Testing is a necessary part of designing a robust nio system. For self-managed instances, you can ensure your block or service configurations are performing correctly with the Service Unit Test Framework.
Service unit tests are written in Python code and make use of the Python unittest module.
If you installed the nio project template using the nio CLI or from the repository, then your test files are all set up in your project directory. If not, complete the following steps:
Clone this repo into your nio project directory as a submodule
git submodule add https://github.com/niolabs/service_tests.git
Then create a tests directory for your service unit tests.
mkdir tests && touch tests/__init__.py
Example project file structure:
- nio.conf
- etc/
- blocks/
- tests/
- __init__.py
- service_tests/
- service_test_case.py
Install jsonschema for publisher/subscriber topic validation.
pip3 install jsonschema
You may desire to do string format checking on your fields too. For example, make sure a string is an ISO-8601 formatted datetime or a string is a valid email address. To do that, install the format extra for jsonschema.
pip3 install jsonschema[format]
Generally speaking, you will have a service test file (and class) for each service. You can use the following example as a starting point for your service unit test files:
from nio.signal.base import Signal
from .service_test_case import NioServiceTestCase
class TestExampleService(NioServiceTestCase):
service_name = "ExampleService"
def subscriber_topics(self):
"""Topics this service subscribes to"""
return ['topic1', 'topic2']
def publisher_topics(self):
"""Topics this service publishes to"""
return ['topic3']
def env_vars(self):
"""Environment variables"""
return {
"TEST_VARIABLE": "test variable"
}
def test_service(self):
topic1 = self.subscriber_topics()[0]
self.publish_signals(topic1, [Signal({
"data": self.env_vars()["TEST_VARIABLE"]
})])
self.assert_num_signals_published(1)
self.assert_signal_published({
"data": "test variable"
})Each test class can only contain unit tests for one service. These unit tests are not meant for testing interaction between services. Testing interactions between services would be integration testing.
Set service_name class attribute
The very first thing to do is change the class attribute service_name from ExampleService to your service name. This is how the test will know which service and blocks to load and configure. You can use your service's name or ID for this variable.
Override subscriber_topics and publisher_topics
If the service has Subscriber or Publisher blocks, override these methods to return a list of the topic names in your service. This allows your tests to publish test signals to the subscribers and to assert against the published signals from the service.
If your service uses LocalPublisher or LocalSubscriber blocks, still use the regular pub/sub topic names provided in your block config. You do not need to prepend the local identifier prefix that those blocks normally do.
Add env_vars
These service tests will not read from any of your project .env files so if you want to use some environment variables, override this method and have it return a dictionary that maps environment variable names to values.
If your service has blocks that generate signals on their own (e.g., Simulator blocks), then the service will already be running with signals when each test is entered. However, it's easier to test services when you have control over the created signals.
You can create a signal and send it from any block with:
self.notify_signals(block_name, signals)You can create a signal and publish it to a topic to notify from the matching Subscriber block(s) with:
self.publish_signals(topic, signals)Once a block processes a signal or the signal has been published from the service you can retrieve that signal.
To get the signals published on a certain topic in a service use:
self.published_signals[topic]Similarly, you can get the signals processed by a block by using self.processed_signals and the block ID. (Note that it must be the block ID, not the block name. See the section below on block IDs vs names in service tests.)

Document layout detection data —
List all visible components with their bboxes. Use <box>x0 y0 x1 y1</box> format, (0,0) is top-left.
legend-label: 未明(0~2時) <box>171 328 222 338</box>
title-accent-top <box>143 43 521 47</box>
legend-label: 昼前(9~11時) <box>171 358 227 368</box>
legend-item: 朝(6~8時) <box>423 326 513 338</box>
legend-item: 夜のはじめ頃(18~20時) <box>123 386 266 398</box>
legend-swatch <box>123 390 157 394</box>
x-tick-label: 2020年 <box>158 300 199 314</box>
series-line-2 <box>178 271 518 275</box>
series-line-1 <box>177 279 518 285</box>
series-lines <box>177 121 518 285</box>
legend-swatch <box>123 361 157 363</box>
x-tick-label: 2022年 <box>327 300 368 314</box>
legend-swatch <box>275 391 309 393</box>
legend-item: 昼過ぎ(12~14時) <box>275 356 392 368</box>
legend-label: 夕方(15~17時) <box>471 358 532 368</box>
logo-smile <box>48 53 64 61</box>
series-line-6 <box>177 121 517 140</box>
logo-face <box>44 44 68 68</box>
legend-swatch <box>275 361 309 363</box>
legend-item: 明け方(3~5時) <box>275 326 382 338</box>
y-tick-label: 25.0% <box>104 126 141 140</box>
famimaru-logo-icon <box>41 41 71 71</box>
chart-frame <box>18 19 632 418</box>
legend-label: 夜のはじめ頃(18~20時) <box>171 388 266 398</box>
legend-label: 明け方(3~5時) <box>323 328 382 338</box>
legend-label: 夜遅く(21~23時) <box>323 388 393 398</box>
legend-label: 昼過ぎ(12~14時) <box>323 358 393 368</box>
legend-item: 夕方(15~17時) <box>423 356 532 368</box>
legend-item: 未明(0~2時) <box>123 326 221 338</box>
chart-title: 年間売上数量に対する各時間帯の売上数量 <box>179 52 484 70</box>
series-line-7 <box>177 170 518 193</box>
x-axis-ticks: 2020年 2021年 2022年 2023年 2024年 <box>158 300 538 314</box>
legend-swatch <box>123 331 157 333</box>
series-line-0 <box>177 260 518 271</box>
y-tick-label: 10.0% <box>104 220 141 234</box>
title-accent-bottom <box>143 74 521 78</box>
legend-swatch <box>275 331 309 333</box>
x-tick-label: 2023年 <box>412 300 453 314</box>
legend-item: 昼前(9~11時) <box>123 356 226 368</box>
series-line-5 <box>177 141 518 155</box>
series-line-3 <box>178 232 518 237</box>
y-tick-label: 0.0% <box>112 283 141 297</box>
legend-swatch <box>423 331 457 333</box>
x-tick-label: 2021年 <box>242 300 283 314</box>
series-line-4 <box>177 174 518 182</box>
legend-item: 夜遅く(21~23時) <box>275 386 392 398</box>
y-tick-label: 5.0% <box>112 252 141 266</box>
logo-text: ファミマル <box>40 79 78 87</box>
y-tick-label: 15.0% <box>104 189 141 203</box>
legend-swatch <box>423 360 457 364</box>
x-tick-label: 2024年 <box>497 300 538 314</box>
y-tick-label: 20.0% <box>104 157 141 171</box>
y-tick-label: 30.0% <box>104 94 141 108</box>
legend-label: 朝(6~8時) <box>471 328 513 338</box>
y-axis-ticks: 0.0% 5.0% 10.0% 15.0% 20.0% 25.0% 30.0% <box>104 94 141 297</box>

List of tasks —
- a) Answer these questions using the text on nio service unit tests:
(i) Which Python module do service unit tests make use of?
(ii) What command installs the format extra for jsonschema?
(iii) What kind of testing would testing interactions between services be?
- b) Decide whether each statement agrees with the text on nio service unit tests. Answer yes or no, and quote the words that settle it.
(i) Service tests read environment variables from the project's .env files.
(ii) For LocalPublisher or LocalSubscriber blocks, the local identifier prefix must be prepended to topic names.
(iii) The service_name class attribute may be set to the service's ID.
- c) Pick up the text on nio service unit tests after its last sentence, and write the passage that comes next.

Results of the tasks —
- a)
(i) The Python unittest module.
(ii) pip3 install jsonschema[format]
(iii) Integration testing.

- b)
(i) No: "These service tests will not read from any of your project .env files"
(ii) No: "You do not need to prepend the local identifier prefix that those blocks normally do."
(iii) Yes: "You can use your service's name or ID for this variable."

- c)
self.processed_signals[block_id]Blocks (and services) can have an optional name along with their ID. In most methods in the service test you can provide either a block's name or ID to reference a block. You can find a block's ID by opening the block edit modal in the System Designer.
If your service uses two of the same block config it is best to refer to the blocks by their IDs rather than their names in the tests. This prevents undefined behavior from selecting/targeting the wrong block.
If referencing a block in a dictionary (like self.processed_signals) you must use the block ID. The service test provides a helpful method to determine a block ID based on the name, self.get_block_id(name).
So, to get the processed signals for a block named 'blocky' you would do this:
self.processed_signals[self.get_block_id('blocky')]Most service unit tests will be structured so that you publish or emit a signal from a block at the beginning of a service and then inspect the output at the end of the service. The easiest way to make these assertions is by checking which signals the service's Publisher blocks have published.
You can assert that your service published a certain number of signals using the service's assertion helper method:
# Make sure our service published 3 signals
self.assert_num_signals_published(3)Or, for specific topics:
# Make sure we published 3 signals on the mydata.value topic
self.assert_num_signals_published(3, 'mydata.value')Instead of waiting for or depending on a service to publish signals, you can assert that a specific block has processed signals. This is useful if the termination of your service is not a publisher but some other kind of block like an API or database.
# Make sure the MyBlock block has processed 3 signals
self.assert_num_signals_processed(3, 'MyBlock')nio services are real-time and asynchronous. The service test case framework alleviates some of the common challenges that come with testing complex applications like that.
Sometimes making assertions immediately after publishing a signal into a service or block causes the assertions to fail. That is because the signal hasn't propogated through the nio service by the time you make your assertion. Rather than adding sleep in your tests or including while loops that wait for conditions, you can use the service test helper methods to wait for things to happen before making your assertions.
To wait until signals are published use the wait_for_published_signals method. This method will block until a number of signals have been published on the service.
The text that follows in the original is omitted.